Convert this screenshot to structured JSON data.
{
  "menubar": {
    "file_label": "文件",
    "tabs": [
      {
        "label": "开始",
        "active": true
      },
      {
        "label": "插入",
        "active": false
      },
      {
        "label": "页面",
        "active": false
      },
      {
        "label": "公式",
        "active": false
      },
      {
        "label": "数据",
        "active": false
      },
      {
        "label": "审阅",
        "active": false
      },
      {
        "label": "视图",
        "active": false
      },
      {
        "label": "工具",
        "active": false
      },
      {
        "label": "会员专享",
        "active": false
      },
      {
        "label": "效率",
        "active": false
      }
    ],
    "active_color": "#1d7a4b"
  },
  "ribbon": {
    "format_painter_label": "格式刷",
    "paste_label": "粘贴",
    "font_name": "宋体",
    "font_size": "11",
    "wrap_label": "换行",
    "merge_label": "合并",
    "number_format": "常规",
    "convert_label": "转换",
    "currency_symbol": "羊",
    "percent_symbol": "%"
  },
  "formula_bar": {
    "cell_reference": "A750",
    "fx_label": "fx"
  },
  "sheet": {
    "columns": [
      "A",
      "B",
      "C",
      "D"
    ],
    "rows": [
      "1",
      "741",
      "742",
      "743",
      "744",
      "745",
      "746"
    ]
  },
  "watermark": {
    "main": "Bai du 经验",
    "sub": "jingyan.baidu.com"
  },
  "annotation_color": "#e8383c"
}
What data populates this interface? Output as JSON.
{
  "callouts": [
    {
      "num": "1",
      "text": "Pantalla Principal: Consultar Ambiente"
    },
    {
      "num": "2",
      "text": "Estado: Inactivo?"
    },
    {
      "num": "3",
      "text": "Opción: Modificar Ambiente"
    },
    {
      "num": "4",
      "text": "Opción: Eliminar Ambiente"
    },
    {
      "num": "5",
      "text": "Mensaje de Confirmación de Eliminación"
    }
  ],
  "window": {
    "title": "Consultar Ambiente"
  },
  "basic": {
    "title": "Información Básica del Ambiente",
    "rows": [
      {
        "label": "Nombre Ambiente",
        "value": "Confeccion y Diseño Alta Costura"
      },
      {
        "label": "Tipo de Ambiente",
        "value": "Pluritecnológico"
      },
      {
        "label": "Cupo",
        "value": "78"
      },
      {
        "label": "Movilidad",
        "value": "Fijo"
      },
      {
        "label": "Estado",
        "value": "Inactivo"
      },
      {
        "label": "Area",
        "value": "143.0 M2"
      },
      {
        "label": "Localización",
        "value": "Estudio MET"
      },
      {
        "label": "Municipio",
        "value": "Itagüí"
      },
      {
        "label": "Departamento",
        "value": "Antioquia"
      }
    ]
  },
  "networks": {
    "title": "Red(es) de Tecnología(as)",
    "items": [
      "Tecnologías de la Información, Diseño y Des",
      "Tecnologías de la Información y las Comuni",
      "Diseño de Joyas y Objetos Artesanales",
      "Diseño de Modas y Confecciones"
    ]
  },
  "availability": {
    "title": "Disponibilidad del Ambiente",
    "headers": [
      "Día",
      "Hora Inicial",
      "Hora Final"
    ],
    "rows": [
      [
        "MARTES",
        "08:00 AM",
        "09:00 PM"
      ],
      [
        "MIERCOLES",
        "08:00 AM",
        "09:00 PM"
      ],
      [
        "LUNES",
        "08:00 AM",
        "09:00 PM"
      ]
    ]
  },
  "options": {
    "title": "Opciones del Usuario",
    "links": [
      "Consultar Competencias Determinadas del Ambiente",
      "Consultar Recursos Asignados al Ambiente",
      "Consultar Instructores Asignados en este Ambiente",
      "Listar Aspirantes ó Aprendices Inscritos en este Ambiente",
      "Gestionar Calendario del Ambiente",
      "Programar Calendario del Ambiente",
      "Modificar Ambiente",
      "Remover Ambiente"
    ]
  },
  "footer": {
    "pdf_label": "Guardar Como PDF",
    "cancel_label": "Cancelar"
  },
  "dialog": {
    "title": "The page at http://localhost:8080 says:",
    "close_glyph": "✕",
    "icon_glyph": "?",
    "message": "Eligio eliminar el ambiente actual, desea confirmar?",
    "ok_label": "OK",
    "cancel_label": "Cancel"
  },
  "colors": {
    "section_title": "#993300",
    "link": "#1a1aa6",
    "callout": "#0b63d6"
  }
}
- - - - - - -
■ Problem ■
Each line above that includes "este" should be shown.

■ Reply to the task ■
      "Consultar Instructores Asignados en este Ambiente",
      "Listar Aspirantes ó Aprendices Inscritos en este Ambiente",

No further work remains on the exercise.